-------- INFORMATION GIVEN --------

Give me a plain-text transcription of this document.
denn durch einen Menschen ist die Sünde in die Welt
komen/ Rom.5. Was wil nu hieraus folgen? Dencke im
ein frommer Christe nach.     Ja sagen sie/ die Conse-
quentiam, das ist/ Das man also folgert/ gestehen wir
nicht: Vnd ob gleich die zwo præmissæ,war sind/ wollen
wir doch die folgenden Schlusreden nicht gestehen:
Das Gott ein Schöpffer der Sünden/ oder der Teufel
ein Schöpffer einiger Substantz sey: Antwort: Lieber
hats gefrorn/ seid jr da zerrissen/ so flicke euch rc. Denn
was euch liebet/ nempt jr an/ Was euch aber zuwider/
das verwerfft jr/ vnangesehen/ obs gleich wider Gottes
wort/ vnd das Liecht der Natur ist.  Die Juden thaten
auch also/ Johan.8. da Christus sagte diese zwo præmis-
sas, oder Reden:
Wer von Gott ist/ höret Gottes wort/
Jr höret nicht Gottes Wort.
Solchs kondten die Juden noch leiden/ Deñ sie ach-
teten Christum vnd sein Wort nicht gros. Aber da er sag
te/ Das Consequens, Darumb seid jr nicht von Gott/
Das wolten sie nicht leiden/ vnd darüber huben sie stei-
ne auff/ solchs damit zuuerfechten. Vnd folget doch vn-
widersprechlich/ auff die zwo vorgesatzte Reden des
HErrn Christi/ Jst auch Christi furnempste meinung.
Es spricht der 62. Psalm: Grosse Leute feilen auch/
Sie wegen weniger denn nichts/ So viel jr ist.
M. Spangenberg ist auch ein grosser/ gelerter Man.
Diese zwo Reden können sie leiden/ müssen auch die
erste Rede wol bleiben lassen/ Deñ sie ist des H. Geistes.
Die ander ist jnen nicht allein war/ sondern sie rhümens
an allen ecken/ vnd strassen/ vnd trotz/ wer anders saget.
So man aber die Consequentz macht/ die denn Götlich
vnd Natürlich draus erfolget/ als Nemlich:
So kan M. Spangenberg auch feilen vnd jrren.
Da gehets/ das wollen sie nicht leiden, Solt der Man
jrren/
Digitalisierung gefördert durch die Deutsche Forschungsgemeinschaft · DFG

--------
-------- INFORMATION GIVEN --------

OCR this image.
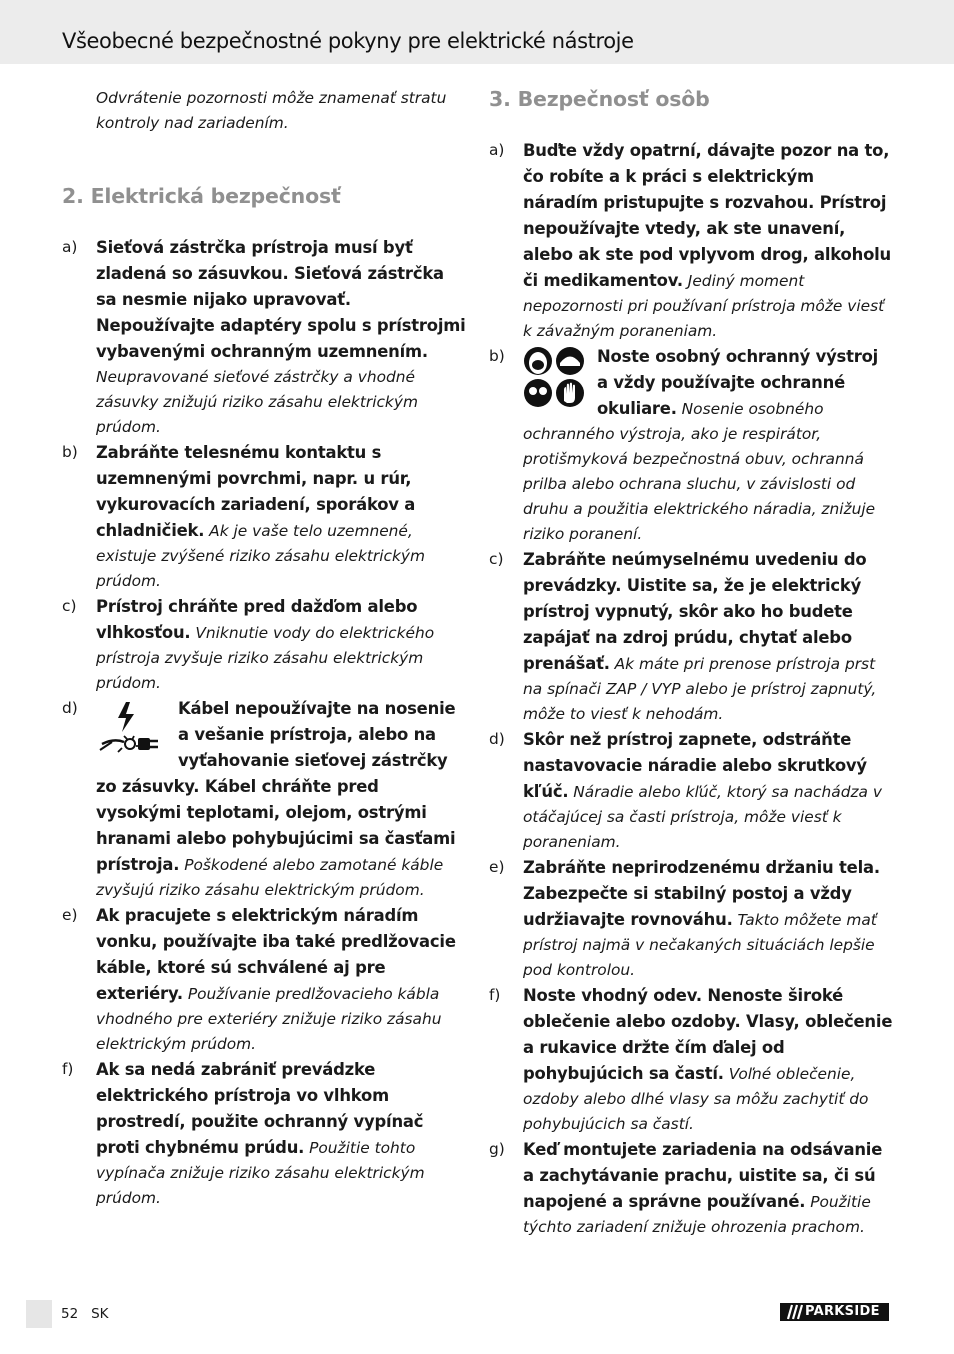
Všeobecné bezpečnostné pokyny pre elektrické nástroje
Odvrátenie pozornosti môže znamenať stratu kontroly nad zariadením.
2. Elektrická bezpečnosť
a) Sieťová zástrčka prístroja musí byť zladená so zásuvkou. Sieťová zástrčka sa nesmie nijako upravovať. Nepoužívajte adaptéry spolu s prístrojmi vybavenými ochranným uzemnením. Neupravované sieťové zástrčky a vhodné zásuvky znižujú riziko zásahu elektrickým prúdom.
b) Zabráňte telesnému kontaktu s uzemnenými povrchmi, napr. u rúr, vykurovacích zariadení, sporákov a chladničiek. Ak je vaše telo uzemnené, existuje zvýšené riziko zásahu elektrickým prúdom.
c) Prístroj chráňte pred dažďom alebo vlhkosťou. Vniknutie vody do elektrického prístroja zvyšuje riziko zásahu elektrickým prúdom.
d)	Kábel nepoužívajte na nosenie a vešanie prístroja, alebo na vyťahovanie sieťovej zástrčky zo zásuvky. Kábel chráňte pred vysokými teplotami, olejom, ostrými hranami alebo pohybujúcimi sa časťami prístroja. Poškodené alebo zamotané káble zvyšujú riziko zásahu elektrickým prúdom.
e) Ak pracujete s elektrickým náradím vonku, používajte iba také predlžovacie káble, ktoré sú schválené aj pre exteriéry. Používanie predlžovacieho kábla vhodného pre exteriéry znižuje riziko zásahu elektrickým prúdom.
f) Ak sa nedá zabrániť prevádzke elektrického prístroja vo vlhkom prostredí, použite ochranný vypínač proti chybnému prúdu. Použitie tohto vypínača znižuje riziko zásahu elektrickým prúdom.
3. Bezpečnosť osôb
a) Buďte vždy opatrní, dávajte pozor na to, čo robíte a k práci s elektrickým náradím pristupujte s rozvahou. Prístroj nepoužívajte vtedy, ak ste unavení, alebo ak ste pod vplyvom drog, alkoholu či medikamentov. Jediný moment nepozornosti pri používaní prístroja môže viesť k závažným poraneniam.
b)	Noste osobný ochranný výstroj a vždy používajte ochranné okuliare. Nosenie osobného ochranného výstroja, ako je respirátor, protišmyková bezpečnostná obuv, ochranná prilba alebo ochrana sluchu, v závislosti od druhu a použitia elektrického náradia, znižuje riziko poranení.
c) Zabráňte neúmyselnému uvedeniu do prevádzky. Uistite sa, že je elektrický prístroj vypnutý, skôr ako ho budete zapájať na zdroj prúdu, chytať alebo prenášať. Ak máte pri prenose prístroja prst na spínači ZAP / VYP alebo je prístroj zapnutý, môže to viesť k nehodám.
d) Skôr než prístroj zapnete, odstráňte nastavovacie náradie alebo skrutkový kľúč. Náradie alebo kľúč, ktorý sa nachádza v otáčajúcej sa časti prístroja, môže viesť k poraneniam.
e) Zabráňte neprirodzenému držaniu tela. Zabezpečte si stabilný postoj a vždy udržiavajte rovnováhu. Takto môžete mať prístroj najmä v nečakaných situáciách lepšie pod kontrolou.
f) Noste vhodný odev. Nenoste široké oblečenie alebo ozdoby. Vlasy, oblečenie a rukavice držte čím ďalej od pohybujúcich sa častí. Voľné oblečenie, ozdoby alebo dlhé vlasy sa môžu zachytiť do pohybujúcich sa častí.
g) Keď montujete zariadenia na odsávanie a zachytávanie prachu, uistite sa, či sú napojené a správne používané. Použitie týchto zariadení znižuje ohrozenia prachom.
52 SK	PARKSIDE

--------

**SET PROBLEM:**
Go through the listing above and pull out each line containing the word "Použitie".

**FULL RESPONSE:**
f) Ak sa nedá zabrániť prevádzke elektrického prístroja vo vlhkom prostredí, použite ochranný vypínač proti chybnému prúdu. Použitie tohto vypínača znižuje riziko zásahu elektrickým prúdom.
g) Keď montujete zariadenia na odsávanie a zachytávanie prachu, uistite sa, či sú napojené a správne používané. Použitie týchto zariadení znižuje ohrozenia prachom.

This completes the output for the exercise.